* start Entries provided *
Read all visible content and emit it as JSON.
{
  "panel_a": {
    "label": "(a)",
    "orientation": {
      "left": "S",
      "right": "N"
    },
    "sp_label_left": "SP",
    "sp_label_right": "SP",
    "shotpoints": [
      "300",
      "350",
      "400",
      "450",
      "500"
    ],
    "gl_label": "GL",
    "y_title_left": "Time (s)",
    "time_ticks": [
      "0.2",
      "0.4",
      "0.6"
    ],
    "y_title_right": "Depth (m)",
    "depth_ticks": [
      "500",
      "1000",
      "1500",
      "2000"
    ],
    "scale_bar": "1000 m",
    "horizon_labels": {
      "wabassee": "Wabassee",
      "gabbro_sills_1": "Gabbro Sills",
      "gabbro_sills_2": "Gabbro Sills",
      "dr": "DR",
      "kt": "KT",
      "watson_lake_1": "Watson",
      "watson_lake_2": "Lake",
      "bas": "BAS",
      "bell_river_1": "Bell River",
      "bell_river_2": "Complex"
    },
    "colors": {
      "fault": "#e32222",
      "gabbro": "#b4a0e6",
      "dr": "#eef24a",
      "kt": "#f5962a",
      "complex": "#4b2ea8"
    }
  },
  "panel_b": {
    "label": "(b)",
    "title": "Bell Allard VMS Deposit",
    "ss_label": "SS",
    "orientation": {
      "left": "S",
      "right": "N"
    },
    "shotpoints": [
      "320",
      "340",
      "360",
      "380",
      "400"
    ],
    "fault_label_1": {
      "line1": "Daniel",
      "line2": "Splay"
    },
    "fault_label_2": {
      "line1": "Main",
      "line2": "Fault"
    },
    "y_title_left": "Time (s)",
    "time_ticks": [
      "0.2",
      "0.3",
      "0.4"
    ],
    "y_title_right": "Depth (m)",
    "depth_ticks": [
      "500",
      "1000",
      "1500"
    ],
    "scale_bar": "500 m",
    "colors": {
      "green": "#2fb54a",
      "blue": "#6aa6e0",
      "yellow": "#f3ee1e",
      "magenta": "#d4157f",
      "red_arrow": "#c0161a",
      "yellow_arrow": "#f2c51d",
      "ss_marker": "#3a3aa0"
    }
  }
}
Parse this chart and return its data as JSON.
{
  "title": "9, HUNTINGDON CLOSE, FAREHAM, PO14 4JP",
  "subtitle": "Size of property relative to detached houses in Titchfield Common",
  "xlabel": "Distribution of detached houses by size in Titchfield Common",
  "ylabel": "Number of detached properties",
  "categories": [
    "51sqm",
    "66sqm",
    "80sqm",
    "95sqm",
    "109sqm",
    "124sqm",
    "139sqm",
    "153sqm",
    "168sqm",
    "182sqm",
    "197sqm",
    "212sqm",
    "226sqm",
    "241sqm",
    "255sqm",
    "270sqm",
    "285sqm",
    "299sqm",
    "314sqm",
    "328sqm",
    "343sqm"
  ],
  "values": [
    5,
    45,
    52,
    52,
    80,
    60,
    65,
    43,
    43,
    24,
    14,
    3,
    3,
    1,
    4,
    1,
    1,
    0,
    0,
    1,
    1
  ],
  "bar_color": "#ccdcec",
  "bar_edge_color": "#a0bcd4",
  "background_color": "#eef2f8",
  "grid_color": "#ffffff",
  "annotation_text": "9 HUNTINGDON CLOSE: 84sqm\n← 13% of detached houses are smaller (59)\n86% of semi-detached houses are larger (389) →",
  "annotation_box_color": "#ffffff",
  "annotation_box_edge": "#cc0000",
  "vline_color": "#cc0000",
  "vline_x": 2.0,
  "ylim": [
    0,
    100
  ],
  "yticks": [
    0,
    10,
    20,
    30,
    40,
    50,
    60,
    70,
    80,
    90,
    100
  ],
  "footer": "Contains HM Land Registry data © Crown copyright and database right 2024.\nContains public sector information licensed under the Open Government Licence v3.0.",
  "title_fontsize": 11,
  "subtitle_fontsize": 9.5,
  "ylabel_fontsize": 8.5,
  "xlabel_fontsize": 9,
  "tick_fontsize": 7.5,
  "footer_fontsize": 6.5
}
* end Entries provided *
* _Exercise brief_
Search the listing for the word "detached" and return each line that holds it.

* _Result of the exercise_
  "subtitle": "Size of property relative to detached houses in Titchfield Common",
  "xlabel": "Distribution of detached houses by size in Titchfield Common",
  "ylabel": "Number of detached properties",
  "annotation_text": "9 HUNTINGDON CLOSE: 84sqm\n← 13% of detached houses are smaller (59)\n86% of semi-detached houses are larger (389) →",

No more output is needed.